• Excerpted records:

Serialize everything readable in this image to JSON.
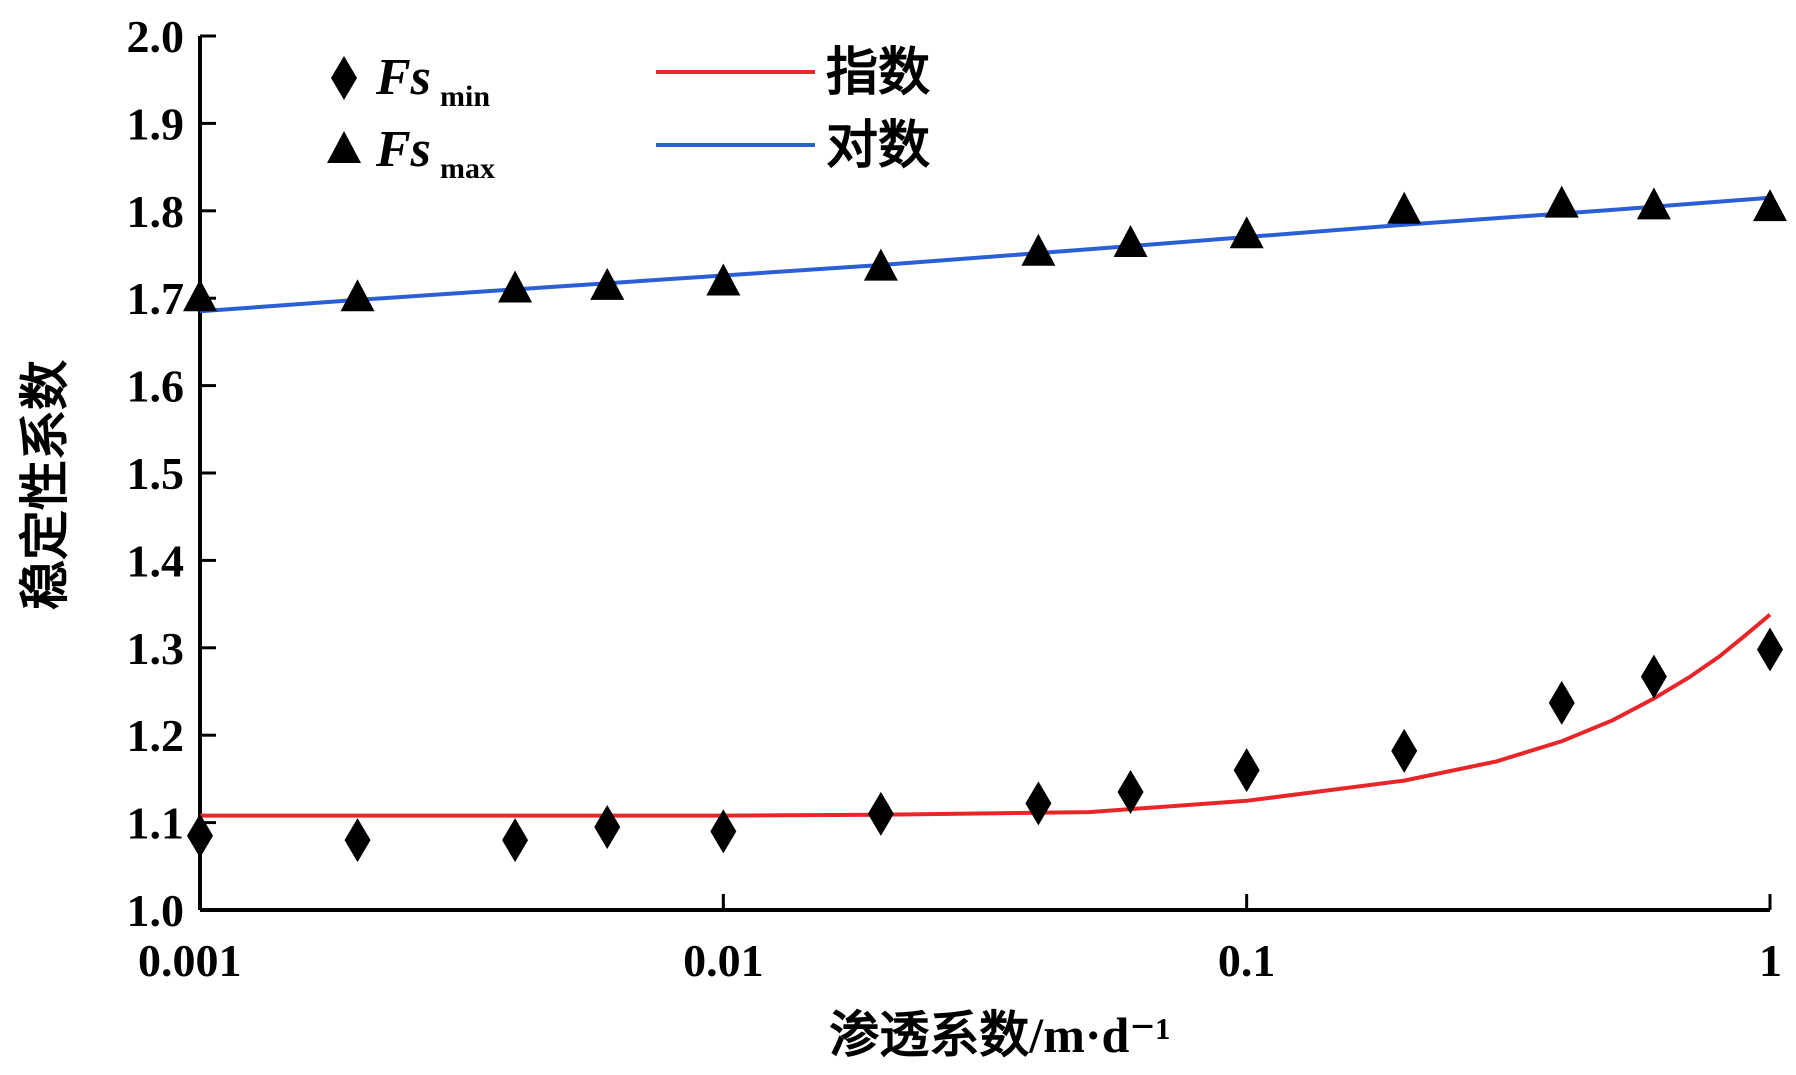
{
  "chart_data": {
    "type": "scatter",
    "xscale": "log",
    "xlim": [
      0.001,
      1
    ],
    "ylim": [
      1.0,
      2.0
    ],
    "xlabel": "渗透系数/m·d⁻¹",
    "ylabel": "稳定性系数",
    "xticks": [
      0.001,
      0.01,
      0.1,
      1
    ],
    "xtick_labels": [
      "0.001",
      "0.01",
      "0.1",
      "1"
    ],
    "yticks": [
      1.0,
      1.1,
      1.2,
      1.3,
      1.4,
      1.5,
      1.6,
      1.7,
      1.8,
      1.9,
      2.0
    ],
    "ytick_labels": [
      "1.0",
      "1.1",
      "1.2",
      "1.3",
      "1.4",
      "1.5",
      "1.6",
      "1.7",
      "1.8",
      "1.9",
      "2.0"
    ],
    "grid": false,
    "legend_position": "top-left",
    "scatter_series": [
      {
        "name_main": "Fs",
        "name_sub": "min",
        "marker": "diamond",
        "color": "#000000",
        "x": [
          0.001,
          0.002,
          0.004,
          0.006,
          0.01,
          0.02,
          0.04,
          0.06,
          0.1,
          0.2,
          0.4,
          0.6,
          1
        ],
        "y": [
          1.085,
          1.08,
          1.08,
          1.095,
          1.09,
          1.11,
          1.122,
          1.135,
          1.16,
          1.182,
          1.237,
          1.267,
          1.298
        ]
      },
      {
        "name_main": "Fs",
        "name_sub": "max",
        "marker": "triangle",
        "color": "#000000",
        "x": [
          0.001,
          0.002,
          0.004,
          0.006,
          0.01,
          0.02,
          0.04,
          0.06,
          0.1,
          0.2,
          0.4,
          0.6,
          1
        ],
        "y": [
          1.7,
          1.7,
          1.71,
          1.713,
          1.718,
          1.735,
          1.752,
          1.762,
          1.772,
          1.8,
          1.807,
          1.805,
          1.803
        ]
      }
    ],
    "fit_series": [
      {
        "name": "指数",
        "color": "#e8262a",
        "x": [
          0.001,
          0.01,
          0.02,
          0.05,
          0.1,
          0.2,
          0.3,
          0.4,
          0.5,
          0.6,
          0.7,
          0.8,
          0.9,
          1
        ],
        "y": [
          1.108,
          1.108,
          1.109,
          1.112,
          1.125,
          1.148,
          1.17,
          1.193,
          1.217,
          1.242,
          1.266,
          1.29,
          1.315,
          1.338
        ]
      },
      {
        "name": "对数",
        "color": "#2a5fd6",
        "x": [
          0.001,
          0.002,
          0.005,
          0.01,
          0.02,
          0.05,
          0.1,
          0.2,
          0.5,
          1
        ],
        "y": [
          1.685,
          1.698,
          1.714,
          1.726,
          1.738,
          1.756,
          1.77,
          1.784,
          1.801,
          1.815
        ]
      }
    ]
  }
}
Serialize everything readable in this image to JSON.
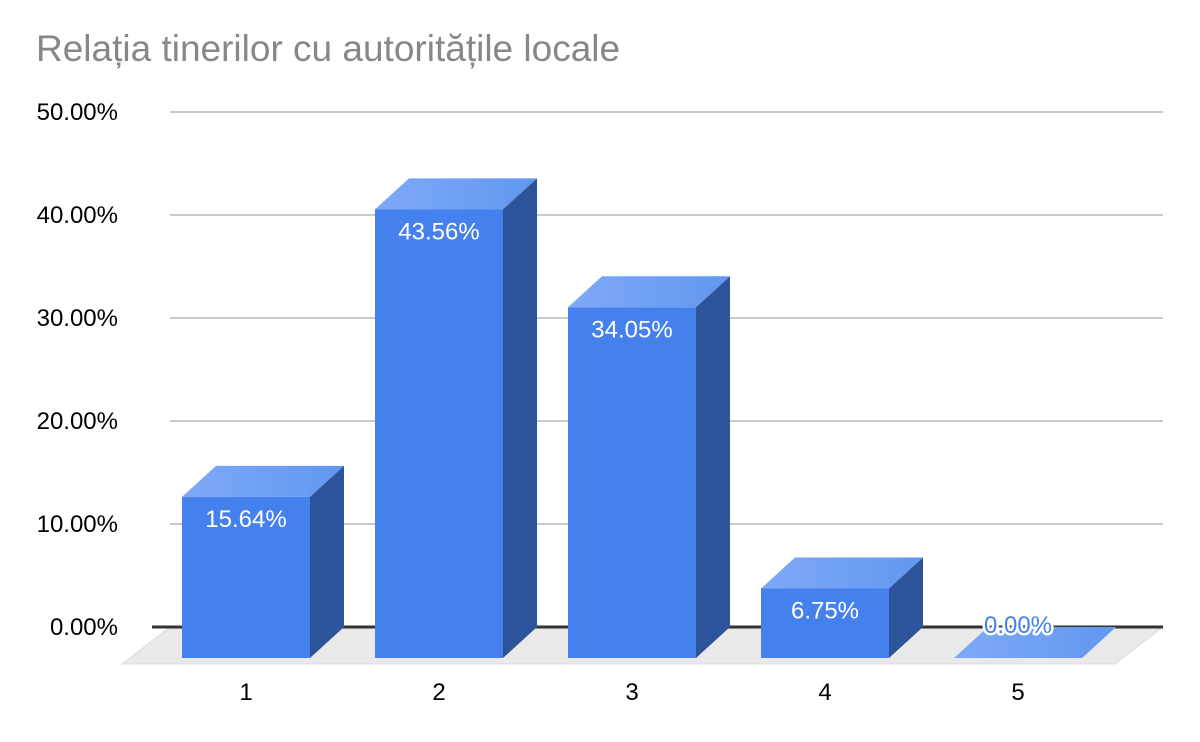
{
  "chart_data": {
    "type": "bar",
    "style": "3d-column",
    "title": "Relația tinerilor cu autoritățile locale",
    "categories": [
      "1",
      "2",
      "3",
      "4",
      "5"
    ],
    "values": [
      15.64,
      43.56,
      34.05,
      6.75,
      0
    ],
    "data_labels": [
      "15.64%",
      "43.56%",
      "34.05%",
      "6.75%",
      "0.00%"
    ],
    "series_name": "",
    "xlabel": "",
    "ylabel": "",
    "ylim": [
      0,
      50
    ],
    "grid": true,
    "legend": "none",
    "yticks": [
      {
        "value": 50,
        "label": "50.00%"
      },
      {
        "value": 40,
        "label": "40.00%"
      },
      {
        "value": 30,
        "label": "30.00%"
      },
      {
        "value": 20,
        "label": "20.00%"
      },
      {
        "value": 10,
        "label": "10.00%"
      },
      {
        "value": 0,
        "label": "0.00%"
      }
    ],
    "colors": {
      "bar_front": "#4581ec",
      "bar_top": "#6197ef",
      "bar_top_light": "#7fa9f7",
      "bar_side": "#2d549b",
      "floor": "#e9e9e9",
      "floor_edge": "#dcdcdc",
      "gridline": "#c9c9c9",
      "axis_line": "#333333",
      "tick_text": "#000000",
      "category_text": "#000000",
      "value_label": "#ffffff",
      "zero_label": "#4581ec",
      "zero_label_halo": "#ffffff",
      "title_text": "#878787",
      "background": "#ffffff"
    }
  }
}
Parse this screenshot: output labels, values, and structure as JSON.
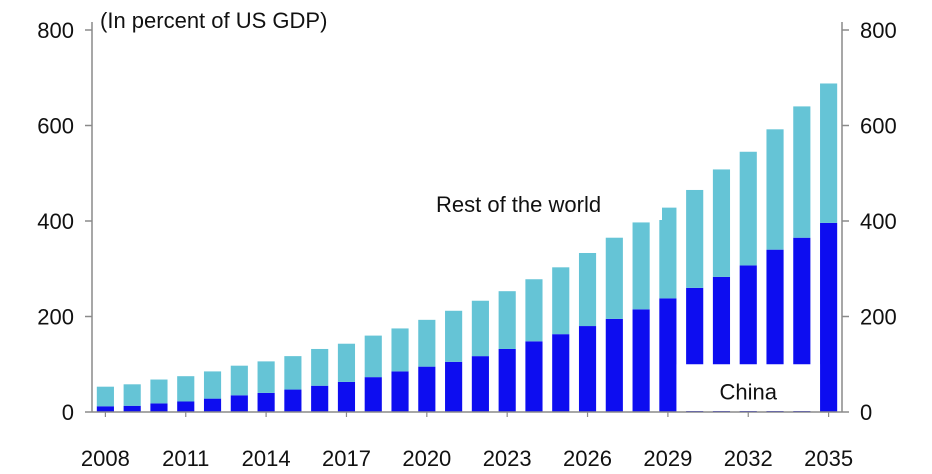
{
  "chart_data": {
    "type": "bar",
    "stacked": true,
    "subtitle": "(In percent of US GDP)",
    "categories": [
      "2008",
      "2009",
      "2010",
      "2011",
      "2012",
      "2013",
      "2014",
      "2015",
      "2016",
      "2017",
      "2018",
      "2019",
      "2020",
      "2021",
      "2022",
      "2023",
      "2024",
      "2025",
      "2026",
      "2027",
      "2028",
      "2029",
      "2030",
      "2031",
      "2032",
      "2033",
      "2034",
      "2035"
    ],
    "x_tick_labels": [
      "2008",
      "2011",
      "2014",
      "2017",
      "2020",
      "2023",
      "2026",
      "2029",
      "2032",
      "2035"
    ],
    "series": [
      {
        "name": "China",
        "color": "#0d0df0",
        "values": [
          12,
          13,
          18,
          22,
          28,
          35,
          40,
          47,
          55,
          63,
          73,
          85,
          95,
          105,
          117,
          132,
          148,
          163,
          180,
          195,
          215,
          238,
          260,
          283,
          307,
          340,
          365,
          396
        ]
      },
      {
        "name": "Rest of the world",
        "color": "#65c4d6",
        "values": [
          41,
          45,
          50,
          53,
          57,
          62,
          66,
          70,
          77,
          80,
          87,
          90,
          98,
          107,
          116,
          121,
          130,
          140,
          153,
          170,
          182,
          190,
          205,
          225,
          238,
          252,
          275,
          292
        ]
      }
    ],
    "ylim": [
      0,
      800
    ],
    "yticks": [
      0,
      200,
      400,
      600,
      800
    ],
    "y_axis_left": true,
    "y_axis_right": true,
    "grid": false
  }
}
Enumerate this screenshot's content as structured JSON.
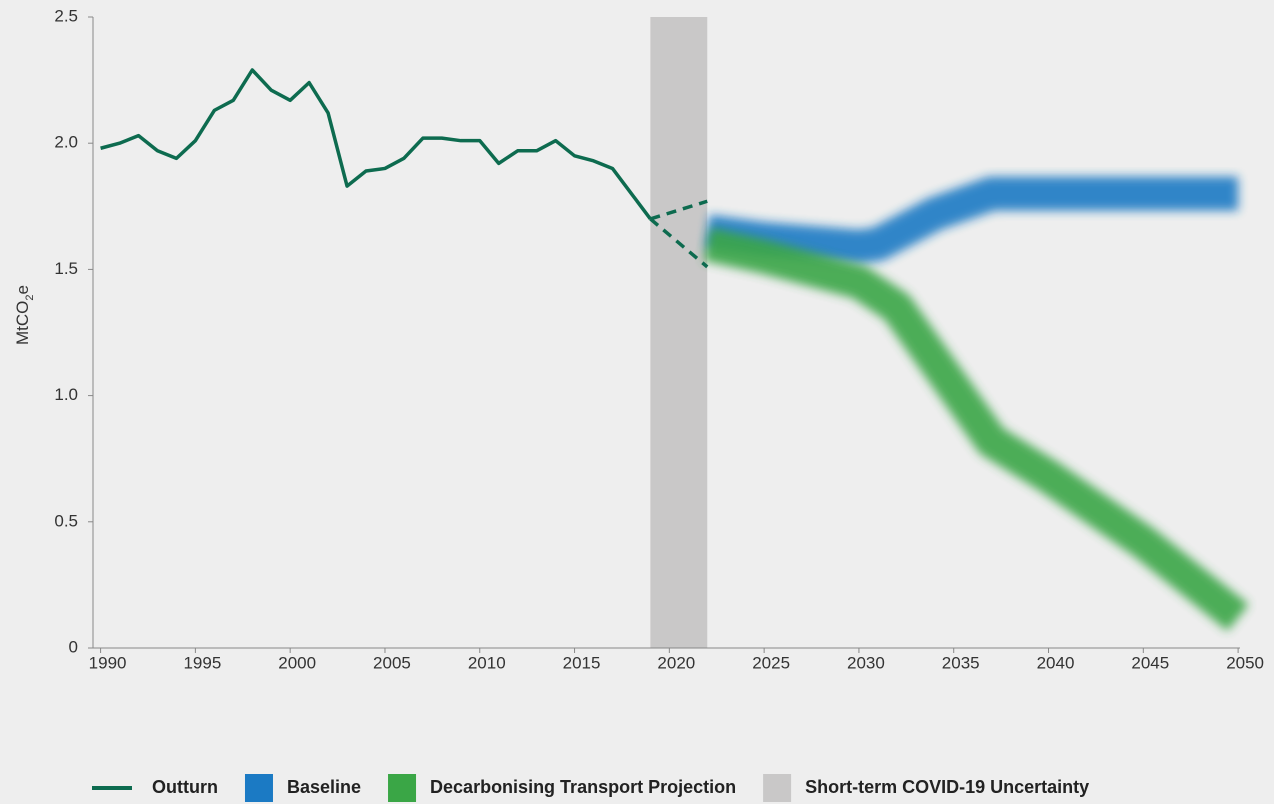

• Directions for this task: Repeat the listing in full and exactly. Do not include any images.

• Solution to this task:
Serialize everything readable in this image to JSON.
{
  "chart_data": {
    "type": "scatter",
    "xscale": "log",
    "xlim": [
      0.001,
      1
    ],
    "ylim": [
      1.0,
      2.0
    ],
    "xlabel": "渗透系数/m·d⁻¹",
    "ylabel": "稳定性系数",
    "xticks": [
      0.001,
      0.01,
      0.1,
      1
    ],
    "xtick_labels": [
      "0.001",
      "0.01",
      "0.1",
      "1"
    ],
    "yticks": [
      1.0,
      1.1,
      1.2,
      1.3,
      1.4,
      1.5,
      1.6,
      1.7,
      1.8,
      1.9,
      2.0
    ],
    "ytick_labels": [
      "1.0",
      "1.1",
      "1.2",
      "1.3",
      "1.4",
      "1.5",
      "1.6",
      "1.7",
      "1.8",
      "1.9",
      "2.0"
    ],
    "grid": false,
    "legend_position": "top-left",
    "scatter_series": [
      {
        "name_main": "Fs",
        "name_sub": "min",
        "marker": "diamond",
        "color": "#000000",
        "x": [
          0.001,
          0.002,
          0.004,
          0.006,
          0.01,
          0.02,
          0.04,
          0.06,
          0.1,
          0.2,
          0.4,
          0.6,
          1
        ],
        "y": [
          1.085,
          1.08,
          1.08,
          1.095,
          1.09,
          1.11,
          1.122,
          1.135,
          1.16,
          1.182,
          1.237,
          1.267,
          1.298
        ]
      },
      {
        "name_main": "Fs",
        "name_sub": "max",
        "marker": "triangle",
        "color": "#000000",
        "x": [
          0.001,
          0.002,
          0.004,
          0.006,
          0.01,
          0.02,
          0.04,
          0.06,
          0.1,
          0.2,
          0.4,
          0.6,
          1
        ],
        "y": [
          1.7,
          1.7,
          1.71,
          1.713,
          1.718,
          1.735,
          1.752,
          1.762,
          1.772,
          1.8,
          1.807,
          1.805,
          1.803
        ]
      }
    ],
    "fit_series": [
      {
        "name": "指数",
        "color": "#e8262a",
        "x": [
          0.001,
          0.01,
          0.02,
          0.05,
          0.1,
          0.2,
          0.3,
          0.4,
          0.5,
          0.6,
          0.7,
          0.8,
          0.9,
          1
        ],
        "y": [
          1.108,
          1.108,
          1.109,
          1.112,
          1.125,
          1.148,
          1.17,
          1.193,
          1.217,
          1.242,
          1.266,
          1.29,
          1.315,
          1.338
        ]
      },
      {
        "name": "对数",
        "color": "#2a5fd6",
        "x": [
          0.001,
          0.002,
          0.005,
          0.01,
          0.02,
          0.05,
          0.1,
          0.2,
          0.5,
          1
        ],
        "y": [
          1.685,
          1.698,
          1.714,
          1.726,
          1.738,
          1.756,
          1.77,
          1.784,
          1.801,
          1.815
        ]
      }
    ]
  }
}
Serialize everything readable in this image to JSON.
{
  "chart_data": {
    "type": "bar",
    "style": "3d-column",
    "title": "Relația tinerilor cu autoritățile locale",
    "categories": [
      "1",
      "2",
      "3",
      "4",
      "5"
    ],
    "values": [
      15.64,
      43.56,
      34.05,
      6.75,
      0
    ],
    "data_labels": [
      "15.64%",
      "43.56%",
      "34.05%",
      "6.75%",
      "0.00%"
    ],
    "series_name": "",
    "xlabel": "",
    "ylabel": "",
    "ylim": [
      0,
      50
    ],
    "grid": true,
    "legend": "none",
    "yticks": [
      {
        "value": 50,
        "label": "50.00%"
      },
      {
        "value": 40,
        "label": "40.00%"
      },
      {
        "value": 30,
        "label": "30.00%"
      },
      {
        "value": 20,
        "label": "20.00%"
      },
      {
        "value": 10,
        "label": "10.00%"
      },
      {
        "value": 0,
        "label": "0.00%"
      }
    ],
    "colors": {
      "bar_front": "#4581ec",
      "bar_top": "#6197ef",
      "bar_top_light": "#7fa9f7",
      "bar_side": "#2d549b",
      "floor": "#e9e9e9",
      "floor_edge": "#dcdcdc",
      "gridline": "#c9c9c9",
      "axis_line": "#333333",
      "tick_text": "#000000",
      "category_text": "#000000",
      "value_label": "#ffffff",
      "zero_label": "#4581ec",
      "zero_label_halo": "#ffffff",
      "title_text": "#878787",
      "background": "#ffffff"
    }
  }
}
Parse this screenshot: output labels, values, and structure as JSON.
{
  "chart_data": {
    "type": "bar",
    "stacked": true,
    "subtitle": "(In percent of US GDP)",
    "categories": [
      "2008",
      "2009",
      "2010",
      "2011",
      "2012",
      "2013",
      "2014",
      "2015",
      "2016",
      "2017",
      "2018",
      "2019",
      "2020",
      "2021",
      "2022",
      "2023",
      "2024",
      "2025",
      "2026",
      "2027",
      "2028",
      "2029",
      "2030",
      "2031",
      "2032",
      "2033",
      "2034",
      "2035"
    ],
    "x_tick_labels": [
      "2008",
      "2011",
      "2014",
      "2017",
      "2020",
      "2023",
      "2026",
      "2029",
      "2032",
      "2035"
    ],
    "series": [
      {
        "name": "China",
        "color": "#0d0df0",
        "values": [
          12,
          13,
          18,
          22,
          28,
          35,
          40,
          47,
          55,
          63,
          73,
          85,
          95,
          105,
          117,
          132,
          148,
          163,
          180,
          195,
          215,
          238,
          260,
          283,
          307,
          340,
          365,
          396
        ]
      },
      {
        "name": "Rest of the world",
        "color": "#65c4d6",
        "values": [
          41,
          45,
          50,
          53,
          57,
          62,
          66,
          70,
          77,
          80,
          87,
          90,
          98,
          107,
          116,
          121,
          130,
          140,
          153,
          170,
          182,
          190,
          205,
          225,
          238,
          252,
          275,
          292
        ]
      }
    ],
    "ylim": [
      0,
      800
    ],
    "yticks": [
      0,
      200,
      400,
      600,
      800
    ],
    "y_axis_left": true,
    "y_axis_right": true,
    "grid": false
  }
}
Enumerate this screenshot's content as structured JSON.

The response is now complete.